Required task — What follows is a set of records; repeat all of them exactly.

• • • •

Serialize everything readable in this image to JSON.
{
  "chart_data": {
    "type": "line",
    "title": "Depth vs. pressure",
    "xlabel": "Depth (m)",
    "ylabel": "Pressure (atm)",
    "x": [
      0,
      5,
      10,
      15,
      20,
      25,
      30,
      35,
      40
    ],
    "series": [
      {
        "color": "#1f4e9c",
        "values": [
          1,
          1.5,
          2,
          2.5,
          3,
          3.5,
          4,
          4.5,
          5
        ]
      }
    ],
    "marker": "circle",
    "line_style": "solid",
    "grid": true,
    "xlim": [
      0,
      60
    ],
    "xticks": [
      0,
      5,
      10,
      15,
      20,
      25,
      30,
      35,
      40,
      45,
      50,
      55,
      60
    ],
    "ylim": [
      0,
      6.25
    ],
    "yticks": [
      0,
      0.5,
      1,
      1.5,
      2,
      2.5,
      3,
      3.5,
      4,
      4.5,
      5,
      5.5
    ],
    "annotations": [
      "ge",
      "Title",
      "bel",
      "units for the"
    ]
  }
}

• • • •

Result of this task —
Serialize everything readable in this image to JSON.
{
  "chart_data": {
    "type": "line",
    "title": "Depth vs. pressure",
    "xlabel": "Depth (m)",
    "ylabel": "Pressure (atm)",
    "x": [
      0,
      5,
      10,
      15,
      20,
      25,
      30,
      35,
      40
    ],
    "series": [
      {
        "color": "#1f4e9c",
        "values": [
          1,
          1.5,
          2,
          2.5,
          3,
          3.5,
          4,
          4.5,
          5
        ]
      }
    ],
    "marker": "circle",
    "line_style": "solid",
    "grid": true,
    "xlim": [
      0,
      60
    ],
    "xticks": [
      0,
      5,
      10,
      15,
      20,
      25,
      30,
      35,
      40,
      45,
      50,
      55,
      60
    ],
    "ylim": [
      0,
      6.25
    ],
    "yticks": [
      0,
      0.5,
      1,
      1.5,
      2,
      2.5,
      3,
      3.5,
      4,
      4.5,
      5,
      5.5
    ],
    "annotations": [
      "ge",
      "Title",
      "bel",
      "units for the"
    ]
  }
}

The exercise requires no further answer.